* _Supplied text_:
——

Kausalya () is the senior queen-consort of Kosala in the Hindu epic Ramayana. She is the mother of Rama, the titular hero of the epic, and the senior wife of Dasharatha, who ruled Kosala from its capital of Ayodhya.  

In some later accounts, Shanta is described as her daughter, and the eldest child, of Dasharatha. However, in the Bala Kanda of the Ramayana, Valmiki writes of Shanta only as the daughter of Romapada, the king of Anga, who was a friend of Dasharatha. At no point is Shanta's mother named.

Legend

Valmiki does not mention the names of Kausalya's parents, but in the 'Ayodhya Kanda' she is described as Kosalendraduhitā (daughter of the king of Kosala). 

Later texts name her as the daughter of the King Sukaushala and Queen Amritaprabha of Dakshina Kosala. At her traditionally ascribed birthplace, there exists a temple dedicated to her called the Mata Kaushalya Temple, which is perhaps among the few temples dedicated to her.

——

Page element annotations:
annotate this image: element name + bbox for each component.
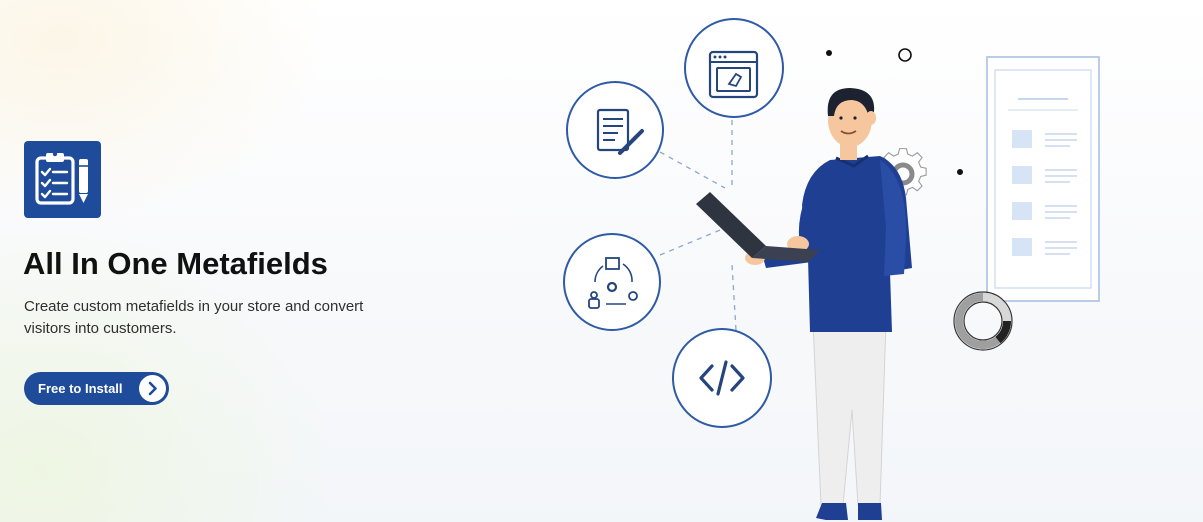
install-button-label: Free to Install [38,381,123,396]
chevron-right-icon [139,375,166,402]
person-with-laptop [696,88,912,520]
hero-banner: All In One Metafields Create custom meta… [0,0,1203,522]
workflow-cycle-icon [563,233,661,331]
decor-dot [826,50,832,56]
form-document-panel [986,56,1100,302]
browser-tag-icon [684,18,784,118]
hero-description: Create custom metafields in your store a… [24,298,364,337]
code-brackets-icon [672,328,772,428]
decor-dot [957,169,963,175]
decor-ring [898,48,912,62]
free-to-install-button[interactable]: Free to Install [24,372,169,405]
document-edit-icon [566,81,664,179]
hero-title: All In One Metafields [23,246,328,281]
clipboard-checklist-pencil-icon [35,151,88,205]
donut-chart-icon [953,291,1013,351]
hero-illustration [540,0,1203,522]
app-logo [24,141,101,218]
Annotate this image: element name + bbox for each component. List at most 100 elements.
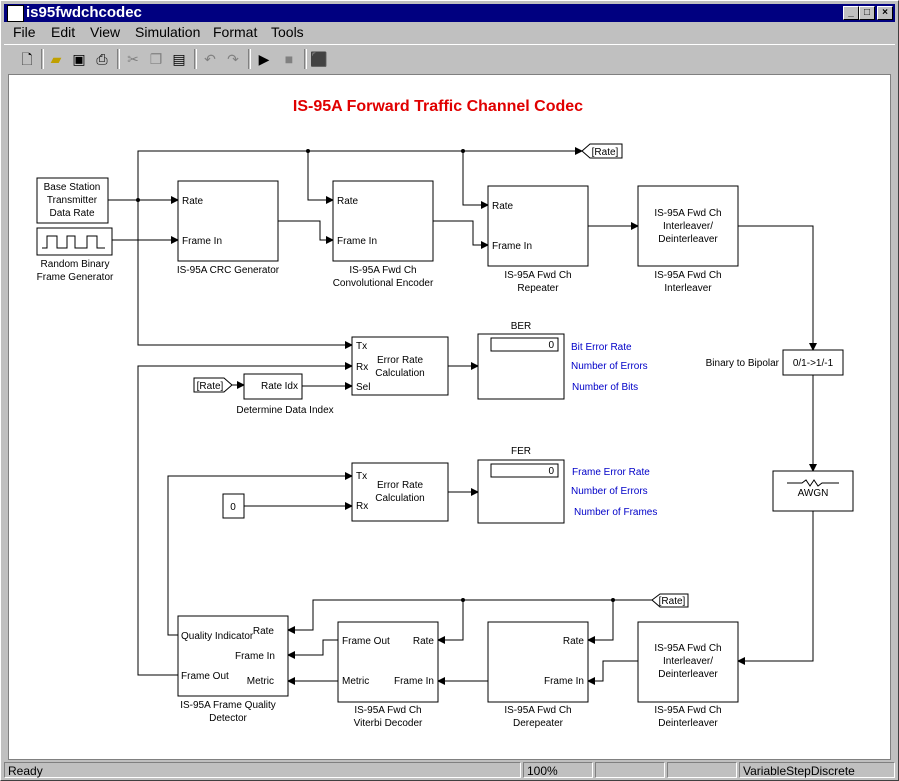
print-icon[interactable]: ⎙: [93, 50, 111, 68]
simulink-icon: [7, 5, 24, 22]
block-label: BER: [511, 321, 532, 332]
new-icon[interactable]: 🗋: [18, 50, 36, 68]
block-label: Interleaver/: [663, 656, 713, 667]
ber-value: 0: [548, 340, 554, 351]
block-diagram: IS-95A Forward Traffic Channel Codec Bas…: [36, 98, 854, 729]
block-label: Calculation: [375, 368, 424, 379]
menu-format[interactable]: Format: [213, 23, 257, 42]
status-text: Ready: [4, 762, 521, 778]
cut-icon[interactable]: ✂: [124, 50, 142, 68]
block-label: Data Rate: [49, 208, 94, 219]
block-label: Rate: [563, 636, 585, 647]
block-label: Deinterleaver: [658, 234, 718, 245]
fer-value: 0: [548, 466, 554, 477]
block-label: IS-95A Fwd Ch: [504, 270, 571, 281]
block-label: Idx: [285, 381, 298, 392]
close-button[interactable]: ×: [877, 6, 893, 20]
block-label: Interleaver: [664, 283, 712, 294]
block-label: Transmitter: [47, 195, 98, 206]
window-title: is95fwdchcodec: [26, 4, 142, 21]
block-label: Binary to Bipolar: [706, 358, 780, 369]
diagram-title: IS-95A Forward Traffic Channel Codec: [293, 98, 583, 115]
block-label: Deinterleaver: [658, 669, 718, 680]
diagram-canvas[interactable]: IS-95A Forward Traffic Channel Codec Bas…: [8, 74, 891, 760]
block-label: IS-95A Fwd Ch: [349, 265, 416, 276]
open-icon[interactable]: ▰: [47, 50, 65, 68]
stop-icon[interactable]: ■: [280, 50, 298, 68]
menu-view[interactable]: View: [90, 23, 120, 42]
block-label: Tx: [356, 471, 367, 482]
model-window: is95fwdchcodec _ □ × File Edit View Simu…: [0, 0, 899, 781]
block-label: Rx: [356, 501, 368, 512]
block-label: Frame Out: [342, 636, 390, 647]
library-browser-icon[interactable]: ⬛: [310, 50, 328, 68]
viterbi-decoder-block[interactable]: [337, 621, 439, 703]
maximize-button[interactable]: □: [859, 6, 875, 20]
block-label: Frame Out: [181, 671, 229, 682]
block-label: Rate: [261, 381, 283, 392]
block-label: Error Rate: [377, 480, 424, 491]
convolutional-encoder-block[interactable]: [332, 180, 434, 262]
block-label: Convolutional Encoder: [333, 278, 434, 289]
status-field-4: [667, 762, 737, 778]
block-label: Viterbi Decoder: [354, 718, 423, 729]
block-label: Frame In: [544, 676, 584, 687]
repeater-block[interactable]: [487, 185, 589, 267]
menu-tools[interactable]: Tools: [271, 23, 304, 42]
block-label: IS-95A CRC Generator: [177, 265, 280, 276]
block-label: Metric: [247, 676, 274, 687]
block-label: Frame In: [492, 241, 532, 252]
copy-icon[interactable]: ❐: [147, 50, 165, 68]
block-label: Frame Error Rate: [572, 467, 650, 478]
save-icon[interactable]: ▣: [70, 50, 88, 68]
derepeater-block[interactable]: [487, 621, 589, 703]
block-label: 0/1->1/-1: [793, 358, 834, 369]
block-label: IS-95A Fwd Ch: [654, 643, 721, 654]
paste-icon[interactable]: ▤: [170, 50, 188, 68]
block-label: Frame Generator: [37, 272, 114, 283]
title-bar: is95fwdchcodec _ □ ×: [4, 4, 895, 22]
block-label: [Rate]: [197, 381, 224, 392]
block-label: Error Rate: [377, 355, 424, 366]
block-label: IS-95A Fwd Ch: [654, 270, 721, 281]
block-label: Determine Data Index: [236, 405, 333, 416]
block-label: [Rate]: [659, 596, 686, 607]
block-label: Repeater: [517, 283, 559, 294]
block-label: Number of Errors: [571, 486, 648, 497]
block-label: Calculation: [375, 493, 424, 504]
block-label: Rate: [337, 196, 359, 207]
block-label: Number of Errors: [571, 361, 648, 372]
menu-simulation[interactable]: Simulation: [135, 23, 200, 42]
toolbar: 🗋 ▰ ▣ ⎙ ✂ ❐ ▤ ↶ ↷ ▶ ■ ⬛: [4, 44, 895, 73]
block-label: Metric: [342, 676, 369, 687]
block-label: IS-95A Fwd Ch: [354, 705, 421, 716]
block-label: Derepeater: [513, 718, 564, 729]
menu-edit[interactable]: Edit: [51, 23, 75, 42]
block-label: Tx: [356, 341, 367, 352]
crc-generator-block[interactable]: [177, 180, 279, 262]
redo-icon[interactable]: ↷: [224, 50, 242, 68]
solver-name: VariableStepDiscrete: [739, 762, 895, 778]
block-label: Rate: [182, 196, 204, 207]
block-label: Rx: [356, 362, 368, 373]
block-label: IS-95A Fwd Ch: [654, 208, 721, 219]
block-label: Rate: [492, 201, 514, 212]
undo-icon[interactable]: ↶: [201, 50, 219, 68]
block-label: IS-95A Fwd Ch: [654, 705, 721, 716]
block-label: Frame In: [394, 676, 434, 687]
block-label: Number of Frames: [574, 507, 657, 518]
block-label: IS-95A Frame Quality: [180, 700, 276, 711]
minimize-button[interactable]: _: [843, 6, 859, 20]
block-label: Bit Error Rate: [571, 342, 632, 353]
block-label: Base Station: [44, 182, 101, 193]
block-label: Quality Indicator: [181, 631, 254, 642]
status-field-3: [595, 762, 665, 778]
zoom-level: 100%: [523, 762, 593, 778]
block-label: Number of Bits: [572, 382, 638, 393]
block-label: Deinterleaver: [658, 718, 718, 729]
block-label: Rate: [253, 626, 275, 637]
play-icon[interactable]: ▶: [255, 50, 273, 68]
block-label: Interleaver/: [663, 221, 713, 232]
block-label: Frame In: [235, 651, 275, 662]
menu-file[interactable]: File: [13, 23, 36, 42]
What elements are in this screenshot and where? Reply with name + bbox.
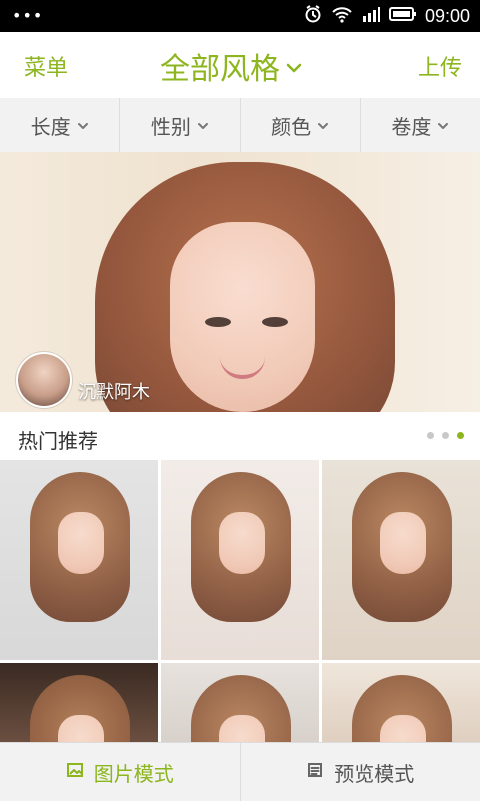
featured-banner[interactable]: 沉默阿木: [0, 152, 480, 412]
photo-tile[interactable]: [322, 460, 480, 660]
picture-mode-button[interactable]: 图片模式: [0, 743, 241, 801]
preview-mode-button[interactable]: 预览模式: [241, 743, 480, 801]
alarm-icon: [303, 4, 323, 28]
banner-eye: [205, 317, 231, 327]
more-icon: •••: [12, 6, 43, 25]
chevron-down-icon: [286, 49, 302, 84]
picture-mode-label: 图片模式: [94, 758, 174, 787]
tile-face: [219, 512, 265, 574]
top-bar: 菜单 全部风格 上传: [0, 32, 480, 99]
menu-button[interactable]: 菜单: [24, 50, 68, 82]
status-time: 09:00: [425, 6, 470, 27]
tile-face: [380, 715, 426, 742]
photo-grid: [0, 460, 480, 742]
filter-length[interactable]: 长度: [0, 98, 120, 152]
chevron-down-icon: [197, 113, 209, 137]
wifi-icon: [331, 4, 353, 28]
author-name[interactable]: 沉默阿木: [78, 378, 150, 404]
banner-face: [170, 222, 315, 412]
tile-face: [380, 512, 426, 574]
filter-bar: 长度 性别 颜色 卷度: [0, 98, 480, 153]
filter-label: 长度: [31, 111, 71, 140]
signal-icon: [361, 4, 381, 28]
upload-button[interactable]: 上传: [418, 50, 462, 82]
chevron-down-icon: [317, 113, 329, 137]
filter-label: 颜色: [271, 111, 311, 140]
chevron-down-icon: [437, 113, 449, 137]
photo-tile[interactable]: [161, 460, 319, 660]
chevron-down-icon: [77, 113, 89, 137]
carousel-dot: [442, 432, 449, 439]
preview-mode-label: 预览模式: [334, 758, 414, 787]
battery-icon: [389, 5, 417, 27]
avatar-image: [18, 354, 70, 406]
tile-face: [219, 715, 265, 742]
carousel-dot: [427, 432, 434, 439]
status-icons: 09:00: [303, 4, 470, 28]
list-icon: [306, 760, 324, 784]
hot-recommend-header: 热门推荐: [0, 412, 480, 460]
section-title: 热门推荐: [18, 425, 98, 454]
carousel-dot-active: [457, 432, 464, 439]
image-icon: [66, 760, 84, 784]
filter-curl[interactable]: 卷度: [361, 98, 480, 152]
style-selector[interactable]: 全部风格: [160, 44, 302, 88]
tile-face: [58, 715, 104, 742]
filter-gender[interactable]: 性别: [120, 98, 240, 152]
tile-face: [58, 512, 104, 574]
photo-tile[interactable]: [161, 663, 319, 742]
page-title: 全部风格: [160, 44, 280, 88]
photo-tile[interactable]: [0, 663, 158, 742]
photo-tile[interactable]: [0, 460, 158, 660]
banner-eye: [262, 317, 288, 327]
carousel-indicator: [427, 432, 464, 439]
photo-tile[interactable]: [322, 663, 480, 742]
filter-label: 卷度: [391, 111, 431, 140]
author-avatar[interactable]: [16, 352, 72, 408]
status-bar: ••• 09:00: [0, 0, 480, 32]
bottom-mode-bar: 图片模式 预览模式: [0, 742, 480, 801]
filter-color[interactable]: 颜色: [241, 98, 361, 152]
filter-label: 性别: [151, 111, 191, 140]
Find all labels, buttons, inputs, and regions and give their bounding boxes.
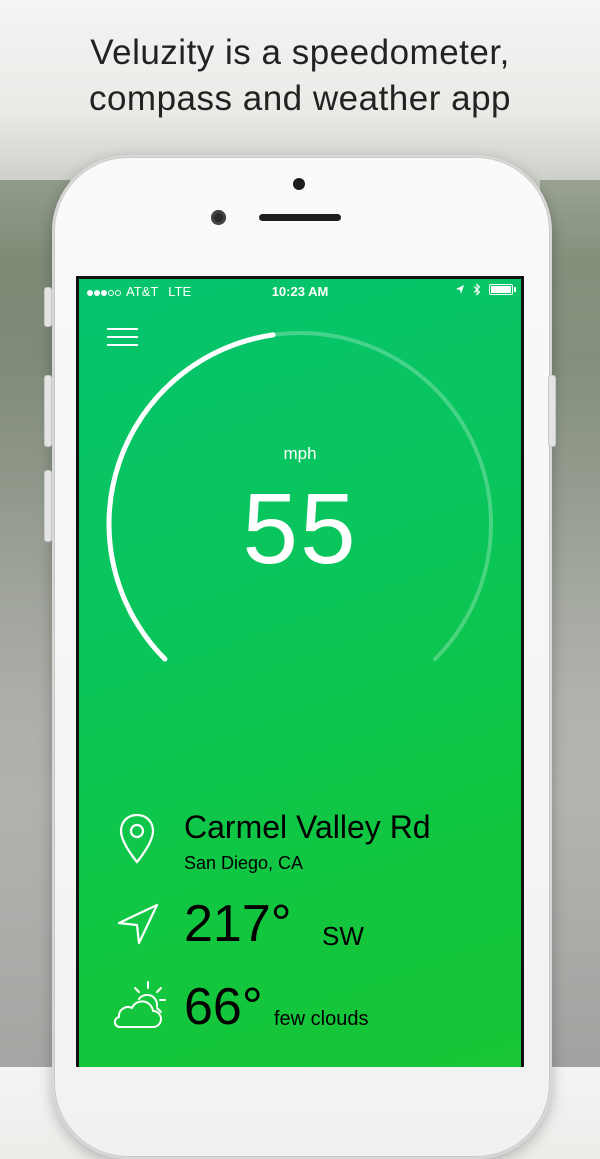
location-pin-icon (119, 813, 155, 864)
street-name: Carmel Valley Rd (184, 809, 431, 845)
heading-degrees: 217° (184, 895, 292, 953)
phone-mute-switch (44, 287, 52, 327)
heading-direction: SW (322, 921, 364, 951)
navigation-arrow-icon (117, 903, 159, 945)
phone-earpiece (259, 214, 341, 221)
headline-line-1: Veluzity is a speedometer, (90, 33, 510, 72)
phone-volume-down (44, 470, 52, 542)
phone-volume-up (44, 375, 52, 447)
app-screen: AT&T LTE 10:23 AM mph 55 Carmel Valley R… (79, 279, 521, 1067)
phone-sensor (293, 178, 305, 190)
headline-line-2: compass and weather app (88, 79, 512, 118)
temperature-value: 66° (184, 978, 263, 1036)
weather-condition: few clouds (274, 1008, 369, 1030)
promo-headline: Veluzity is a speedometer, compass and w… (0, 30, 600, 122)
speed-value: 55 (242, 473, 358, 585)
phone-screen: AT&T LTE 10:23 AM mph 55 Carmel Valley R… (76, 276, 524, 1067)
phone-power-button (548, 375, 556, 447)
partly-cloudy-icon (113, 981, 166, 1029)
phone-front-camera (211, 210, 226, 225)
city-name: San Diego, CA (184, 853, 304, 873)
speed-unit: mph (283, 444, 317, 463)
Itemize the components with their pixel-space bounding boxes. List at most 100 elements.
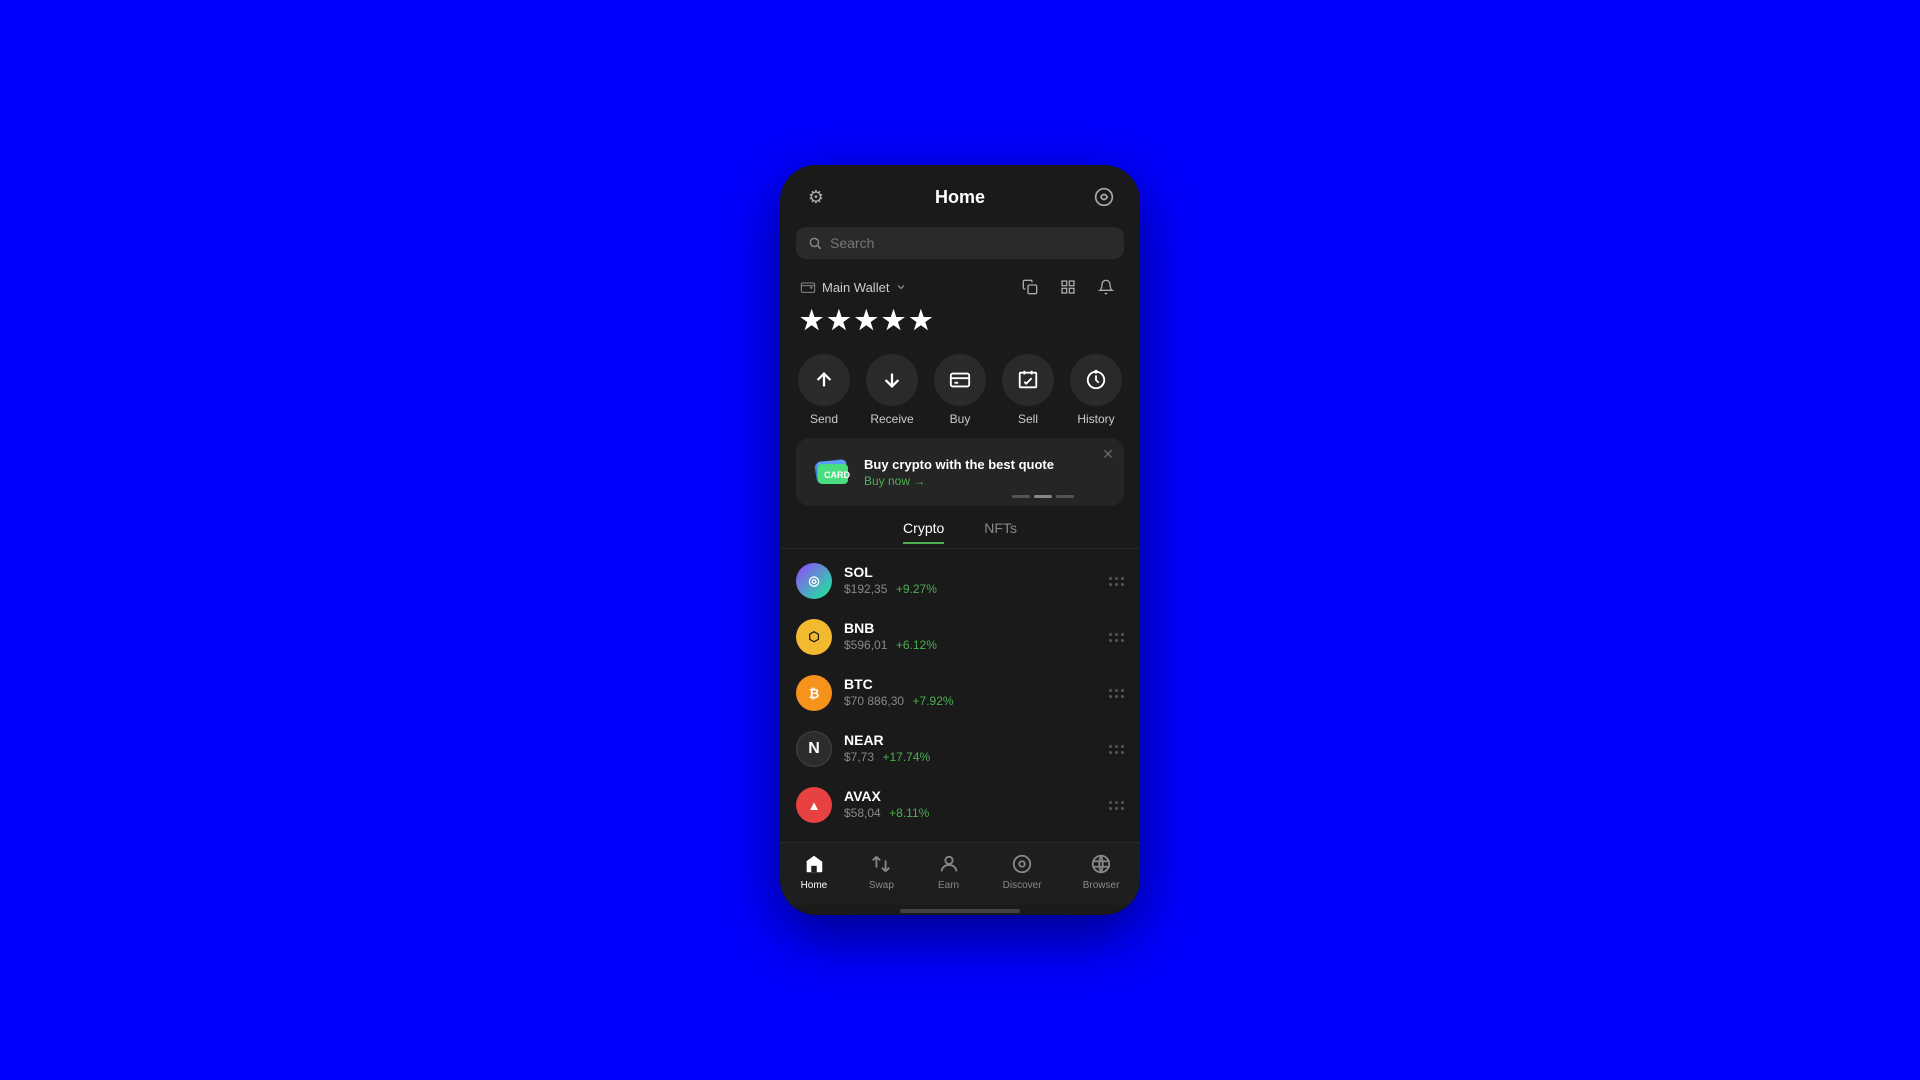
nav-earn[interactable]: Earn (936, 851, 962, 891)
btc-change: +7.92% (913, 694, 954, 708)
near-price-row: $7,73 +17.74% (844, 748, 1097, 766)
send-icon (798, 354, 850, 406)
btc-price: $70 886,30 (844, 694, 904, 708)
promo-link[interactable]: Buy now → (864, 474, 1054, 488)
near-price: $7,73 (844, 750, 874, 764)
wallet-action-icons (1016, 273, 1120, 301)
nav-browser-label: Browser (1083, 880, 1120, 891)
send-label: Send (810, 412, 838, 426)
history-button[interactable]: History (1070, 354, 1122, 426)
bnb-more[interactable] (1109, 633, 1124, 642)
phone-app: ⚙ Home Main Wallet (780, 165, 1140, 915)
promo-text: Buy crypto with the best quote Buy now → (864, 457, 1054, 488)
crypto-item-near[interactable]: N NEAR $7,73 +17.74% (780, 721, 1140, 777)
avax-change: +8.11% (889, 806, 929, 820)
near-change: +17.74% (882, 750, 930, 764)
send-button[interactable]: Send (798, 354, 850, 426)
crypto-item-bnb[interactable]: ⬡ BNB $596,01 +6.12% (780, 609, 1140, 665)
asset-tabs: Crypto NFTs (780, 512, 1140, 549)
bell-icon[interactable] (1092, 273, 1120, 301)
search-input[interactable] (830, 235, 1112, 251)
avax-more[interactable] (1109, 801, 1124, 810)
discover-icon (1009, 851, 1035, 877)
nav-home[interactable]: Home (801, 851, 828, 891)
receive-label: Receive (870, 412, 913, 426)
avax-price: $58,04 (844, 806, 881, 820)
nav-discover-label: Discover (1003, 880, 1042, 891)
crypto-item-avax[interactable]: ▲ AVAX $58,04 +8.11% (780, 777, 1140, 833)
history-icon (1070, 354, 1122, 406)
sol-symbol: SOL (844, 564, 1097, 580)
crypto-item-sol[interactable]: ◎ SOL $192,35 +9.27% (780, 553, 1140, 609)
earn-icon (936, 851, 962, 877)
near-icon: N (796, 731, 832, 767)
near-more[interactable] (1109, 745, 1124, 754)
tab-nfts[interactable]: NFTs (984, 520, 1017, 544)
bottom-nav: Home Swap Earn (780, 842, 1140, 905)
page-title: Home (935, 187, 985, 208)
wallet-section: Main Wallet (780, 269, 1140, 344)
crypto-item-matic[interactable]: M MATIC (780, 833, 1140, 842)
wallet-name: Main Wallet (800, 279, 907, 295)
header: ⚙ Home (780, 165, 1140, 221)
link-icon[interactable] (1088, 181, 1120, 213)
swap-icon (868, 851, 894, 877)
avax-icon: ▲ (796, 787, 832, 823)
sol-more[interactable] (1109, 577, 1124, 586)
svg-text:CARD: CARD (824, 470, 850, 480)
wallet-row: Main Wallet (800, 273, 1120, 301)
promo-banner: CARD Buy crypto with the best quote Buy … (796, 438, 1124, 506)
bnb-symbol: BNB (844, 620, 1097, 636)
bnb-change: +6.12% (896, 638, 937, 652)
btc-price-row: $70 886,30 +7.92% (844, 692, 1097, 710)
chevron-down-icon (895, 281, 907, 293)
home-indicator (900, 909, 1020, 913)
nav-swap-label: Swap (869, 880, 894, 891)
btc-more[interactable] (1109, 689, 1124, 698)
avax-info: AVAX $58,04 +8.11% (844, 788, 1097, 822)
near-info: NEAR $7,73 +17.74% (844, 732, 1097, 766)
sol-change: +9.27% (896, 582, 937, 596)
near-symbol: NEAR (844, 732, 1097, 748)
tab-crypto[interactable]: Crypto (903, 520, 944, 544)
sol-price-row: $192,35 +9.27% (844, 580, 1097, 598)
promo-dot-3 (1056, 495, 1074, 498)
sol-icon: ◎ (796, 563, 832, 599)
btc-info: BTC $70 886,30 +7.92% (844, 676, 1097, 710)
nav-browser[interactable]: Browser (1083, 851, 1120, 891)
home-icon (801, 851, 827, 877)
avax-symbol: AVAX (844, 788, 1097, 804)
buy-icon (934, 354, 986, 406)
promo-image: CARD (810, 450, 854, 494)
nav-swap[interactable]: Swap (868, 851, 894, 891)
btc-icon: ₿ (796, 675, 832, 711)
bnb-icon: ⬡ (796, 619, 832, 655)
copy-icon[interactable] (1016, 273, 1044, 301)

——

* _Request_:
According to the Kausalya text, what is the temple at her traditionally ascribed birthplace called?

* _Solved exercise_:
The Mata Kaushalya Temple.